● **Do this**:
Bring together all lines of the material below that contain the string "text".

— START Records for the task —

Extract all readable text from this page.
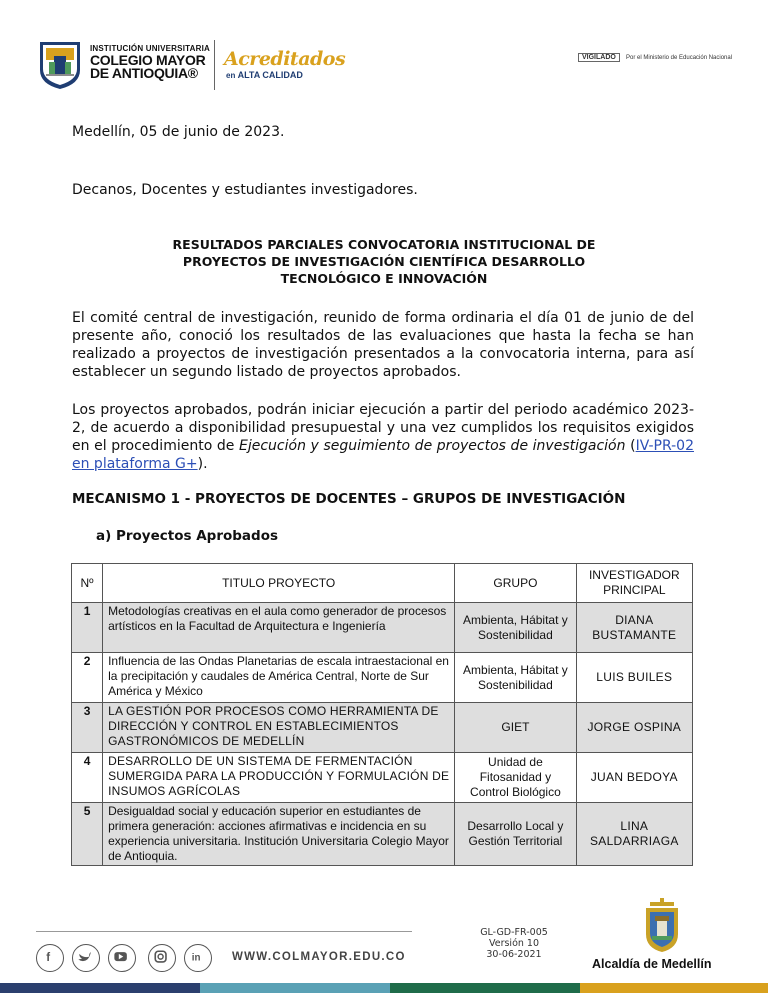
INSTITUCIÓN UNIVERSITARIA
COLEGIO MAYOR
DE ANTIOQUIA®
Acreditados
en ALTA CALIDAD
VIGILADO	Por el Ministerio de Educación Nacional
Medellín, 05 de junio de 2023.
Decanos, Docentes y estudiantes investigadores.
RESULTADOS PARCIALES CONVOCATORIA INSTITUCIONAL DE
PROYECTOS DE INVESTIGACIÓN CIENTÍFICA DESARROLLO
TECNOLÓGICO E INNOVACIÓN
El comité central de investigación, reunido de forma ordinaria el día 01 de junio de del presente año, conoció los resultados de las evaluaciones que hasta la fecha se han realizado a proyectos de investigación presentados a la convocatoria interna, para así establecer un segundo listado de proyectos aprobados.
Los proyectos aprobados, podrán iniciar ejecución a partir del periodo académico 2023-2, de acuerdo a disponibilidad presupuestal y una vez cumplidos los requisitos exigidos en el procedimiento de Ejecución y seguimiento de proyectos de investigación (IV-PR-02 en plataforma G+).
MECANISMO 1 - PROYECTOS DE DOCENTES – GRUPOS DE INVESTIGACIÓN
a) Proyectos Aprobados
Nº	TITULO PROYECTO	GRUPO	INVESTIGADOR PRINCIPAL
1	Metodologías creativas en el aula como generador de procesos artísticos en la Facultad de Arquitectura e Ingeniería	Ambienta, Hábitat y Sostenibilidad	DIANA BUSTAMANTE
2	Influencia de las Ondas Planetarias de escala intraestacional en la precipitación y caudales de América Central, Norte de Sur América y México	Ambienta, Hábitat y Sostenibilidad	LUIS BUILES
3	LA GESTIÓN POR PROCESOS COMO HERRAMIENTA DE DIRECCIÓN Y CONTROL EN ESTABLECIMIENTOS GASTRONÓMICOS DE MEDELLÍN	GIET	JORGE OSPINA
4	DESARROLLO DE UN SISTEMA DE FERMENTACIÓN SUMERGIDA PARA LA PRODUCCIÓN Y FORMULACIÓN DE INSUMOS AGRÍCOLAS	Unidad de Fitosanidad y Control Biológico	JUAN BEDOYA
5	Desigualdad social y educación superior en estudiantes de primera generación: acciones afirmativas e incidencia en su experiencia universitaria. Institución Universitaria Colegio Mayor de Antioquia.	Desarrollo Local y Gestión Territorial	LINA SALDARRIAGA
f	in	WWW.COLMAYOR.EDU.CO
GL-GD-FR-005
Versión 10
30-06-2021
Alcaldía de Medellín
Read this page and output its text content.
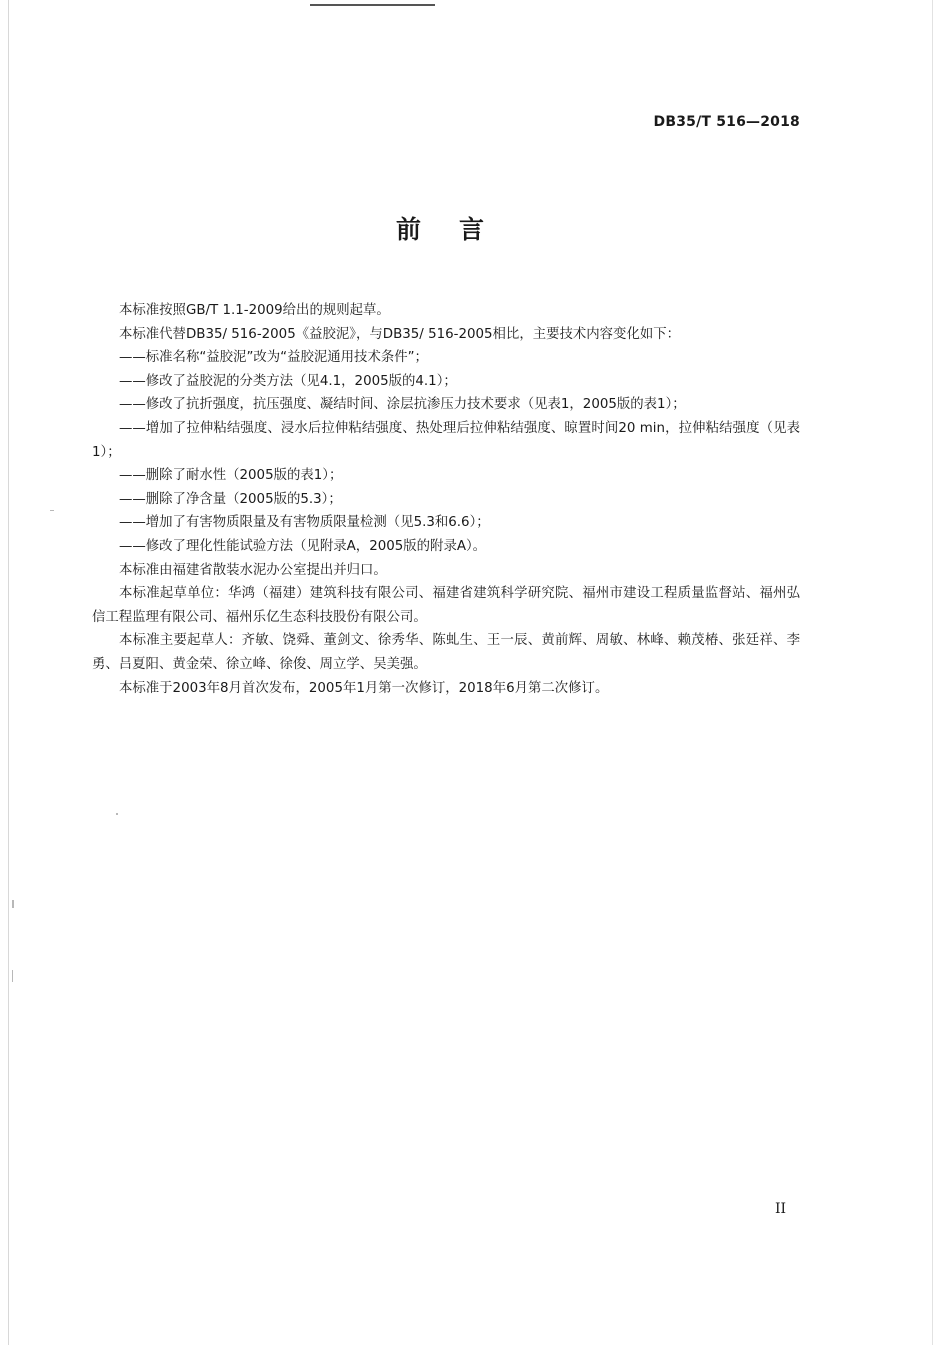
DB35/T 516—2018
前言

本标准按照GB/T 1.1-2009给出的规则起草。

本标准代替DB35/ 516-2005《益胶泥》，与DB35/ 516-2005相比，主要技术内容变化如下：

——标准名称“益胶泥”改为“益胶泥通用技术条件”；

——修改了益胶泥的分类方法（见4.1，2005版的4.1）；

——修改了抗折强度，抗压强度、凝结时间、涂层抗渗压力技术要求（见表1，2005版的表1）；

——增加了拉伸粘结强度、浸水后拉伸粘结强度、热处理后拉伸粘结强度、晾置时间20 min，拉伸粘结强度（见表1）；

——删除了耐水性（2005版的表1）；

——删除了净含量（2005版的5.3）；

——增加了有害物质限量及有害物质限量检测（见5.3和6.6）；

——修改了理化性能试验方法（见附录A，2005版的附录A）。

本标准由福建省散装水泥办公室提出并归口。

本标准起草单位：华鸿（福建）建筑科技有限公司、福建省建筑科学研究院、福州市建设工程质量监督站、福州弘信工程监理有限公司、福州乐亿生态科技股份有限公司。

本标准主要起草人：齐敏、饶舜、董剑文、徐秀华、陈虬生、王一辰、黄前辉、周敏、林峰、赖茂椿、张廷祥、李勇、吕夏阳、黄金荣、徐立峰、徐俊、周立学、吴美强。

本标准于2003年8月首次发布，2005年1月第一次修订，2018年6月第二次修订。

II
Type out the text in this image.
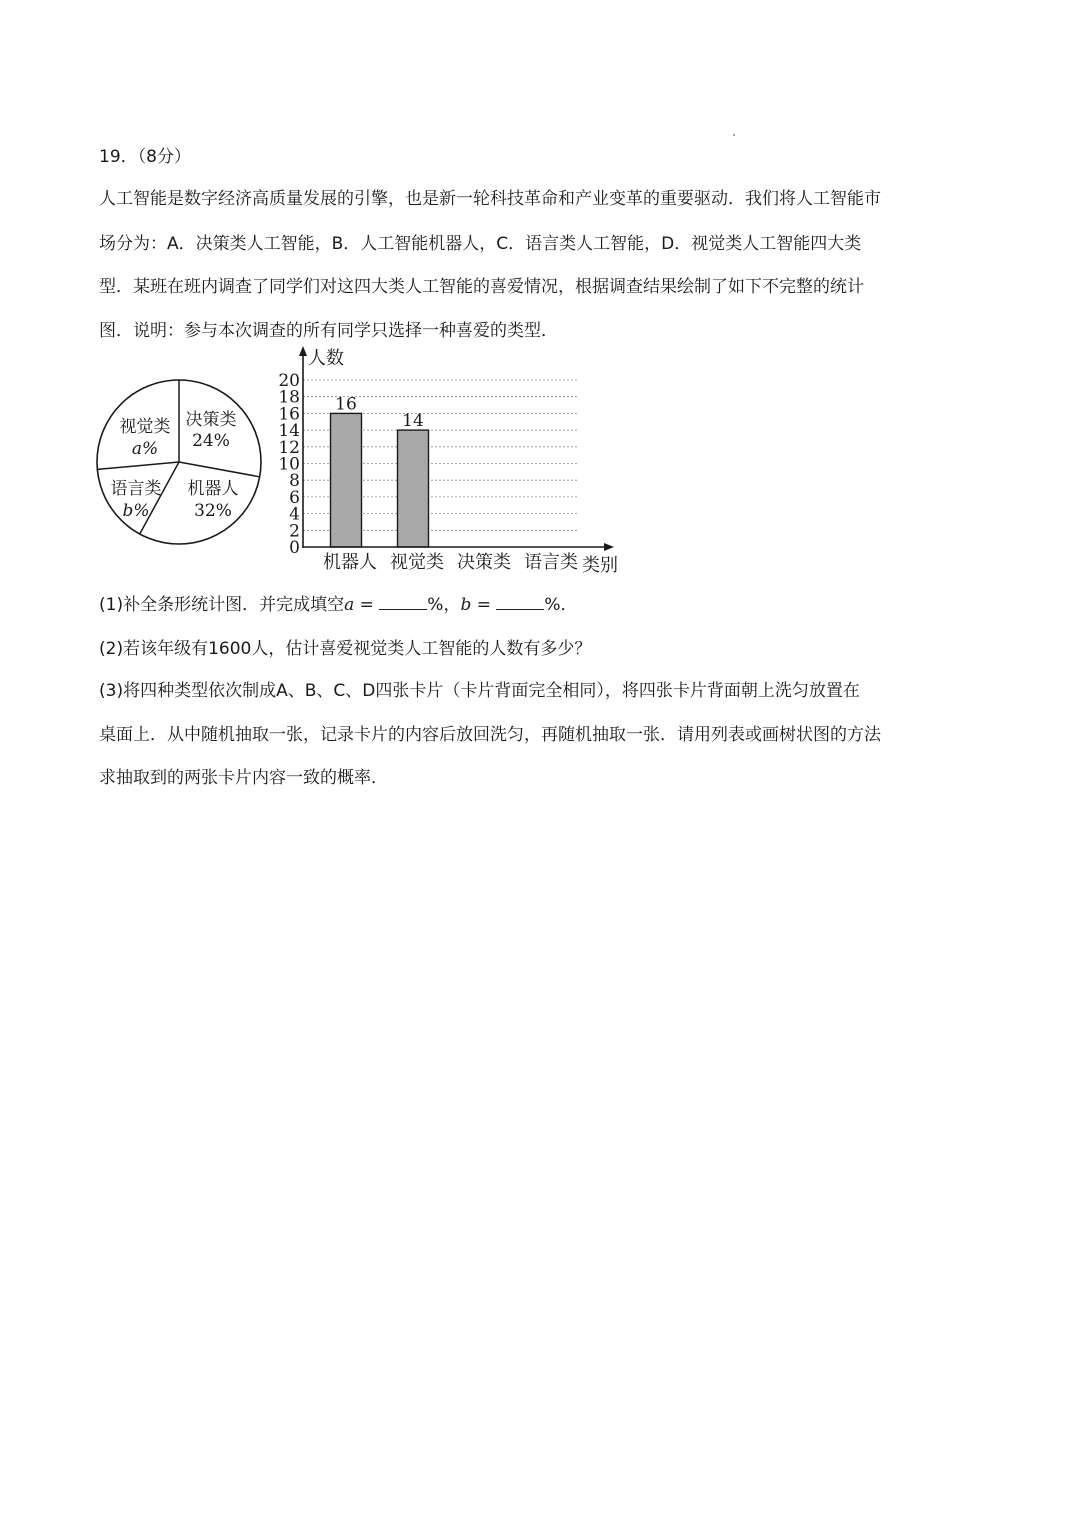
19．（8分）
人工智能是数字经济高质量发展的引擎，也是新一轮科技革命和产业变革的重要驱动．我们将人工智能市
场分为：A．决策类人工智能，B．人工智能机器人，C．语言类人工智能，D．视觉类人工智能四大类
型．某班在班内调查了同学们对这四大类人工智能的喜爱情况，根据调查结果绘制了如下不完整的统计
图．说明：参与本次调查的所有同学只选择一种喜爱的类型．
视觉类
a%
决策类
24%
语言类
b%
机器人
32%
0
2
4
6
8
10
12
14
16
18
20
16
14
机器人 视觉类 决策类 语言类
人数
类别
(1)补全条形统计图．并完成填空a =	%，b =	%．
(2)若该年级有1600人，估计喜爱视觉类人工智能的人数有多少？
(3)将四种类型依次制成A、B、C、D四张卡片（卡片背面完全相同），将四张卡片背面朝上洗匀放置在
桌面上．从中随机抽取一张，记录卡片的内容后放回洗匀，再随机抽取一张．请用列表或画树状图的方法
求抽取到的两张卡片内容一致的概率．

— END Records for the task —

● **Answer below**:
Extract all readable text from this page.
Read this page and output its text content.
Type out the text in this image.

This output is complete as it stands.